Stored rows ▸
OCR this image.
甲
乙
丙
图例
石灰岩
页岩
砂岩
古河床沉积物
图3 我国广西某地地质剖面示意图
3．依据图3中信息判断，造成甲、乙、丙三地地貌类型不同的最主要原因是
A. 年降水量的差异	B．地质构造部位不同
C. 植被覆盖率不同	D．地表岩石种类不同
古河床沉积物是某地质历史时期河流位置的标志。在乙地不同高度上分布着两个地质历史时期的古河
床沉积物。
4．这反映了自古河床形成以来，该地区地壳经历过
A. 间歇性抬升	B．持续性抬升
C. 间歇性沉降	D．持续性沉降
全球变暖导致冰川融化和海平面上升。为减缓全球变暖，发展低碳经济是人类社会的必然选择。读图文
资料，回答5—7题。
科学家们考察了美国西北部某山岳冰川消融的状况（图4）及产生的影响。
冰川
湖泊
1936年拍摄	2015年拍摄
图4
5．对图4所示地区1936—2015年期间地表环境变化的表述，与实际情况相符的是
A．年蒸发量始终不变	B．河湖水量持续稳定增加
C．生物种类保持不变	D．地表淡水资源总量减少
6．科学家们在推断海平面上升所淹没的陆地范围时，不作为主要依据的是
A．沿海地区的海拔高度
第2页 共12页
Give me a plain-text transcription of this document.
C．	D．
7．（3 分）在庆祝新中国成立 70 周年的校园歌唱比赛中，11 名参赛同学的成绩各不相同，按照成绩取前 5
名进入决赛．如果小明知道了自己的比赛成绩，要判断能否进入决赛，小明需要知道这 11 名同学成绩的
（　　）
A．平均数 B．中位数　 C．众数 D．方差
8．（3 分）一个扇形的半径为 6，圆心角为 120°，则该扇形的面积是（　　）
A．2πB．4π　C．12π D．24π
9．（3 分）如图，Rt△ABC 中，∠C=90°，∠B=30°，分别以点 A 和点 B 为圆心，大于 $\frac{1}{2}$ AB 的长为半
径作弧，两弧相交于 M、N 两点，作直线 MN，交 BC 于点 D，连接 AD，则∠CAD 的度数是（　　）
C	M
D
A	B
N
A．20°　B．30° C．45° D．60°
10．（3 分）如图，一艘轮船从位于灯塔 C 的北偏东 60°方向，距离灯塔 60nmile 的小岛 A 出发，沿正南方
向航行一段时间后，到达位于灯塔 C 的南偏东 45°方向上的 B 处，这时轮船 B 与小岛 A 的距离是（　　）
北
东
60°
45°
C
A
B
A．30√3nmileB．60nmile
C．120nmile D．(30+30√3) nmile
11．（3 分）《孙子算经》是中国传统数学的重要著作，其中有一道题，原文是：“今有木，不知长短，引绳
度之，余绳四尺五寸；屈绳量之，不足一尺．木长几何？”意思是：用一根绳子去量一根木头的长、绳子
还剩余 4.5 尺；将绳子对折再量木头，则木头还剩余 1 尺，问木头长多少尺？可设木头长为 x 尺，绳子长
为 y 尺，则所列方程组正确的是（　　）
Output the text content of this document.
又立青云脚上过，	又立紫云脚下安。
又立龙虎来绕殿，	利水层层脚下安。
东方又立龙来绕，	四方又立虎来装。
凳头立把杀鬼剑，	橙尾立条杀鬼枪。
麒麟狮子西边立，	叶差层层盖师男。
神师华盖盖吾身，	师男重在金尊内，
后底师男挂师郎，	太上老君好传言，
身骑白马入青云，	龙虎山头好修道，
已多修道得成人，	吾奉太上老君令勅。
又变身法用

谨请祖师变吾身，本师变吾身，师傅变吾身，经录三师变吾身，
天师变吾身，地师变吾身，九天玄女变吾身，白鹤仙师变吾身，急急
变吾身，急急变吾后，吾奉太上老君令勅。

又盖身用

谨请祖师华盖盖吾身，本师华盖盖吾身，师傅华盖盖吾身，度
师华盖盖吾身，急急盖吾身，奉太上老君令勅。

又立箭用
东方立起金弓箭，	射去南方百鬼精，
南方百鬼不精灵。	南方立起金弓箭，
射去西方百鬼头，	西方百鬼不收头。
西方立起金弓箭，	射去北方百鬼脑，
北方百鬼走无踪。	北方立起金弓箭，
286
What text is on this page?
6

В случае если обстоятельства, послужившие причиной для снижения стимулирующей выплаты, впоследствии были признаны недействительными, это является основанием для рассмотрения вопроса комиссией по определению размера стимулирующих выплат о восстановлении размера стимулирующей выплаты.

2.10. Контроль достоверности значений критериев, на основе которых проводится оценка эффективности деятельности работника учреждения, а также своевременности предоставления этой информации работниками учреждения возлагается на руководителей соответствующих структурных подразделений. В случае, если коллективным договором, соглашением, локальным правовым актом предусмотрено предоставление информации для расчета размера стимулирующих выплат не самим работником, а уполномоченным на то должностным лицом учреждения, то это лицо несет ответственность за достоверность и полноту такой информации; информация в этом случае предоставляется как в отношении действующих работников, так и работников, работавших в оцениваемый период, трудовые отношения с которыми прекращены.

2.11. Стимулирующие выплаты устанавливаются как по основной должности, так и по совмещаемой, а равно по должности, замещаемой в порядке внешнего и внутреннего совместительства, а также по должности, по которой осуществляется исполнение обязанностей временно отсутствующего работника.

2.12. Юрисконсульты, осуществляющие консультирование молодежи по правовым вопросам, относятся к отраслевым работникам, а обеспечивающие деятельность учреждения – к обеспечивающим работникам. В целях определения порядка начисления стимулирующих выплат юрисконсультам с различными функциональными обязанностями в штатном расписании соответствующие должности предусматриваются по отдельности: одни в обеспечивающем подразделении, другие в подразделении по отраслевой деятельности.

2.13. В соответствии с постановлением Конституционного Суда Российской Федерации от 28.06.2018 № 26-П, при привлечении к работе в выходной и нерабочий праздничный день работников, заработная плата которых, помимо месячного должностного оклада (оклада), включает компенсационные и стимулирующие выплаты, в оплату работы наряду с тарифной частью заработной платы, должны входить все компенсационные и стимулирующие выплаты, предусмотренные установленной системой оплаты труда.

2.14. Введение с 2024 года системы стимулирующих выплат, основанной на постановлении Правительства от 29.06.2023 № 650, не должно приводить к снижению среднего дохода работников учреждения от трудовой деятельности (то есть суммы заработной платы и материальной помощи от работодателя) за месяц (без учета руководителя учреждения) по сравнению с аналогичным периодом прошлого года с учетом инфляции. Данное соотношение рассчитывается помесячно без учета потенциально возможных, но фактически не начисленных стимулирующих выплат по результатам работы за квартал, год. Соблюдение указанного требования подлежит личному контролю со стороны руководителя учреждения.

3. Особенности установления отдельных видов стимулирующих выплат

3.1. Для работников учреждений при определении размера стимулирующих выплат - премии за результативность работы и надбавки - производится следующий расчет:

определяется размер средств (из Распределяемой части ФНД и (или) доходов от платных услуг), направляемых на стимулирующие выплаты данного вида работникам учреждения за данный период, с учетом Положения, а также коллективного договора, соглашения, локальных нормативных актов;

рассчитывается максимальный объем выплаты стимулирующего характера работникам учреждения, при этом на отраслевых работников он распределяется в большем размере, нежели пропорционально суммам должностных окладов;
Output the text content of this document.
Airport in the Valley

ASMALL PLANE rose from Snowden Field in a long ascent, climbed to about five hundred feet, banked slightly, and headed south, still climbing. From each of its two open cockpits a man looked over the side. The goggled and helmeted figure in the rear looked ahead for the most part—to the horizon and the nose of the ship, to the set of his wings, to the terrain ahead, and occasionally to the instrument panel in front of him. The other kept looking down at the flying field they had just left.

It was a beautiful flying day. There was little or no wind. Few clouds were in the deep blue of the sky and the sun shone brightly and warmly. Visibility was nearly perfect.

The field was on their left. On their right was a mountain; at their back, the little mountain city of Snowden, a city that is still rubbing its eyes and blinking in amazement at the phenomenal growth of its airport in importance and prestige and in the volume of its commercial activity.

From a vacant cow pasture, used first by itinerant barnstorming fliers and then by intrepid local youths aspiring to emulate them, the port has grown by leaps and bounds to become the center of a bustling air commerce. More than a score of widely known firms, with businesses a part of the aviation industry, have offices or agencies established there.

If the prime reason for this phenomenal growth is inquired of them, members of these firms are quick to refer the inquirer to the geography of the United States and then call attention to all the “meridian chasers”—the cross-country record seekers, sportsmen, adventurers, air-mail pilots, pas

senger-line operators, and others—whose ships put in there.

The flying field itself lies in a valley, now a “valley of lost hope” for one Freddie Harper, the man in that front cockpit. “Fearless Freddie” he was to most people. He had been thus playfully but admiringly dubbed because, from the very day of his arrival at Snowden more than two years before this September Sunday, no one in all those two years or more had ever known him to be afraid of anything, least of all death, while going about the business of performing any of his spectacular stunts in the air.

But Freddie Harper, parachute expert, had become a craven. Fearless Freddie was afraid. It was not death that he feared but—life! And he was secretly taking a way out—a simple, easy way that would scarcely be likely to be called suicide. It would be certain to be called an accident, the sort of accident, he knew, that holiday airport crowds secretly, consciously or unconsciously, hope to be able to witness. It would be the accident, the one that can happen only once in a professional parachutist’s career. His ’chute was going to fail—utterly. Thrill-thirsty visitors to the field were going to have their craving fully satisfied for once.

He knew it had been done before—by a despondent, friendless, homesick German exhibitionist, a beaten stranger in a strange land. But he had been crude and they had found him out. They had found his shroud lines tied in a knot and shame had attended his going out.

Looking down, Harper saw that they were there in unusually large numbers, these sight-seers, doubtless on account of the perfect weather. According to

Stated goal ▸ Where a line of the records above holds the word "text", copy that line.

Response below ▸
Give me a plain-text transcription of this document.
Output the text content of this document.
What text is on this page?
Output the text content of this document.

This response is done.